Input records:
Start
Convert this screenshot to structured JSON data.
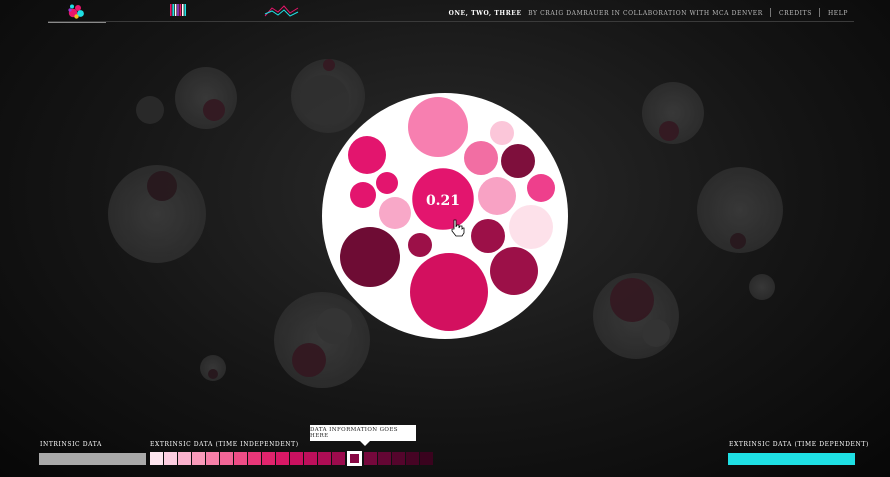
{
  "header": {
    "nav": [
      {
        "name": "bubbles-view-icon"
      },
      {
        "name": "bars-view-icon"
      },
      {
        "name": "line-view-icon"
      }
    ],
    "title": "One, Two, Three",
    "byline": "by Craig Damrauer in collaboration with MCA Denver",
    "credits_label": "Credits",
    "help_label": "Help"
  },
  "main": {
    "center_value": "0.21"
  },
  "legend": {
    "intrinsic_label": "Intrinsic Data",
    "extrinsic_independent_label": "Extrinsic Data (Time Independent)",
    "extrinsic_dependent_label": "Extrinsic Data (Time Dependent)",
    "tooltip": "Data information goes here",
    "intrinsic_color": "#a9a9a9",
    "extrinsic_dependent_color": "#1fe0e4",
    "swatch_colors": [
      "#fde4ee",
      "#fccde0",
      "#fbb2cd",
      "#f99aba",
      "#f67fa8",
      "#f26697",
      "#ee4d86",
      "#e93779",
      "#e1246d",
      "#d81866",
      "#ca1160",
      "#bd0f5b",
      "#ae0d55",
      "#9c0b4d",
      "#880944",
      "#76083c",
      "#640634",
      "#54052c",
      "#460424",
      "#3a031e"
    ],
    "selected_swatch_index": 14
  }
}
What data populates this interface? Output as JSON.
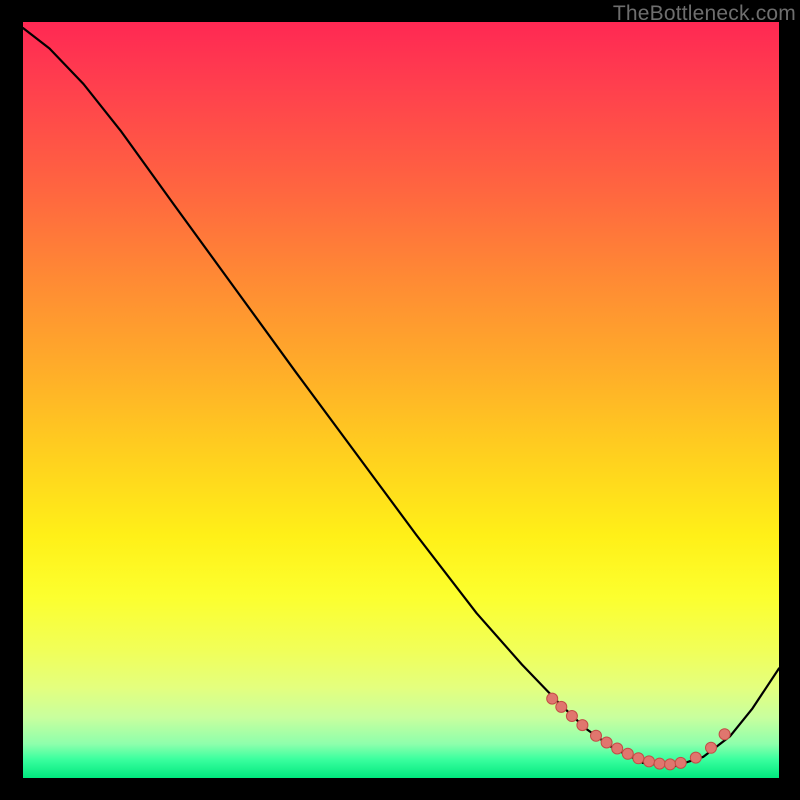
{
  "watermark": {
    "text": "TheBottleneck.com"
  },
  "colors": {
    "curve_stroke": "#000000",
    "marker_fill": "#e0766e",
    "marker_stroke": "#c44d47",
    "gradient_stops": [
      [
        "0%",
        "#ff2853"
      ],
      [
        "8%",
        "#ff3e4e"
      ],
      [
        "22%",
        "#ff6540"
      ],
      [
        "34%",
        "#ff8a34"
      ],
      [
        "47%",
        "#ffb028"
      ],
      [
        "58%",
        "#ffd21e"
      ],
      [
        "68%",
        "#fff018"
      ],
      [
        "76%",
        "#fcff2e"
      ],
      [
        "83%",
        "#f1ff58"
      ],
      [
        "88%",
        "#e4ff7e"
      ],
      [
        "92%",
        "#c8ff9e"
      ],
      [
        "95.5%",
        "#8effac"
      ],
      [
        "97.5%",
        "#3bff9f"
      ],
      [
        "100%",
        "#00e87e"
      ]
    ]
  },
  "chart_data": {
    "type": "line",
    "title": "",
    "xlabel": "",
    "ylabel": "",
    "notes": "No axis tick labels are rendered in the source image; x and y are in normalized 0–1 plot-area coordinates (y=0 at bottom). The curve descends steeply from top-left, bottoms out near x≈0.82–0.86, then rises slightly. Markers lie on the curve near the trough.",
    "xlim": [
      0,
      1
    ],
    "ylim": [
      0,
      1
    ],
    "series": [
      {
        "name": "curve",
        "kind": "line",
        "x": [
          0.0,
          0.035,
          0.08,
          0.13,
          0.2,
          0.28,
          0.36,
          0.44,
          0.52,
          0.6,
          0.66,
          0.71,
          0.745,
          0.78,
          0.82,
          0.86,
          0.9,
          0.935,
          0.965,
          1.0
        ],
        "y": [
          0.992,
          0.965,
          0.918,
          0.855,
          0.758,
          0.648,
          0.538,
          0.43,
          0.322,
          0.218,
          0.15,
          0.098,
          0.065,
          0.04,
          0.02,
          0.015,
          0.028,
          0.055,
          0.092,
          0.145
        ]
      },
      {
        "name": "markers",
        "kind": "scatter",
        "x": [
          0.7,
          0.712,
          0.726,
          0.74,
          0.758,
          0.772,
          0.786,
          0.8,
          0.814,
          0.828,
          0.842,
          0.856,
          0.87,
          0.89,
          0.91,
          0.928
        ],
        "y": [
          0.105,
          0.094,
          0.082,
          0.07,
          0.056,
          0.047,
          0.039,
          0.032,
          0.026,
          0.022,
          0.019,
          0.018,
          0.02,
          0.027,
          0.04,
          0.058
        ]
      }
    ]
  }
}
End
Skip the images and write out the rest of the listing exactly.

Convert this screenshot to structured JSON data.
{
  "header": {
    "nav": [
      {
        "name": "bubbles-view-icon"
      },
      {
        "name": "bars-view-icon"
      },
      {
        "name": "line-view-icon"
      }
    ],
    "title": "One, Two, Three",
    "byline": "by Craig Damrauer in collaboration with MCA Denver",
    "credits_label": "Credits",
    "help_label": "Help"
  },
  "main": {
    "center_value": "0.21"
  },
  "legend": {
    "intrinsic_label": "Intrinsic Data",
    "extrinsic_independent_label": "Extrinsic Data (Time Independent)",
    "extrinsic_dependent_label": "Extrinsic Data (Time Dependent)",
    "tooltip": "Data information goes here",
    "intrinsic_color": "#a9a9a9",
    "extrinsic_dependent_color": "#1fe0e4",
    "swatch_colors": [
      "#fde4ee",
      "#fccde0",
      "#fbb2cd",
      "#f99aba",
      "#f67fa8",
      "#f26697",
      "#ee4d86",
      "#e93779",
      "#e1246d",
      "#d81866",
      "#ca1160",
      "#bd0f5b",
      "#ae0d55",
      "#9c0b4d",
      "#880944",
      "#76083c",
      "#640634",
      "#54052c",
      "#460424",
      "#3a031e"
    ],
    "selected_swatch_index": 14
  }
}
What data populates this interface? Output as JSON.
{
  "watermark": {
    "text": "TheBottleneck.com"
  },
  "colors": {
    "curve_stroke": "#000000",
    "marker_fill": "#e0766e",
    "marker_stroke": "#c44d47",
    "gradient_stops": [
      [
        "0%",
        "#ff2853"
      ],
      [
        "8%",
        "#ff3e4e"
      ],
      [
        "22%",
        "#ff6540"
      ],
      [
        "34%",
        "#ff8a34"
      ],
      [
        "47%",
        "#ffb028"
      ],
      [
        "58%",
        "#ffd21e"
      ],
      [
        "68%",
        "#fff018"
      ],
      [
        "76%",
        "#fcff2e"
      ],
      [
        "83%",
        "#f1ff58"
      ],
      [
        "88%",
        "#e4ff7e"
      ],
      [
        "92%",
        "#c8ff9e"
      ],
      [
        "95.5%",
        "#8effac"
      ],
      [
        "97.5%",
        "#3bff9f"
      ],
      [
        "100%",
        "#00e87e"
      ]
    ]
  },
  "chart_data": {
    "type": "line",
    "title": "",
    "xlabel": "",
    "ylabel": "",
    "notes": "No axis tick labels are rendered in the source image; x and y are in normalized 0–1 plot-area coordinates (y=0 at bottom). The curve descends steeply from top-left, bottoms out near x≈0.82–0.86, then rises slightly. Markers lie on the curve near the trough.",
    "xlim": [
      0,
      1
    ],
    "ylim": [
      0,
      1
    ],
    "series": [
      {
        "name": "curve",
        "kind": "line",
        "x": [
          0.0,
          0.035,
          0.08,
          0.13,
          0.2,
          0.28,
          0.36,
          0.44,
          0.52,
          0.6,
          0.66,
          0.71,
          0.745,
          0.78,
          0.82,
          0.86,
          0.9,
          0.935,
          0.965,
          1.0
        ],
        "y": [
          0.992,
          0.965,
          0.918,
          0.855,
          0.758,
          0.648,
          0.538,
          0.43,
          0.322,
          0.218,
          0.15,
          0.098,
          0.065,
          0.04,
          0.02,
          0.015,
          0.028,
          0.055,
          0.092,
          0.145
        ]
      },
      {
        "name": "markers",
        "kind": "scatter",
        "x": [
          0.7,
          0.712,
          0.726,
          0.74,
          0.758,
          0.772,
          0.786,
          0.8,
          0.814,
          0.828,
          0.842,
          0.856,
          0.87,
          0.89,
          0.91,
          0.928
        ],
        "y": [
          0.105,
          0.094,
          0.082,
          0.07,
          0.056,
          0.047,
          0.039,
          0.032,
          0.026,
          0.022,
          0.019,
          0.018,
          0.02,
          0.027,
          0.04,
          0.058
        ]
      }
    ]
  }
}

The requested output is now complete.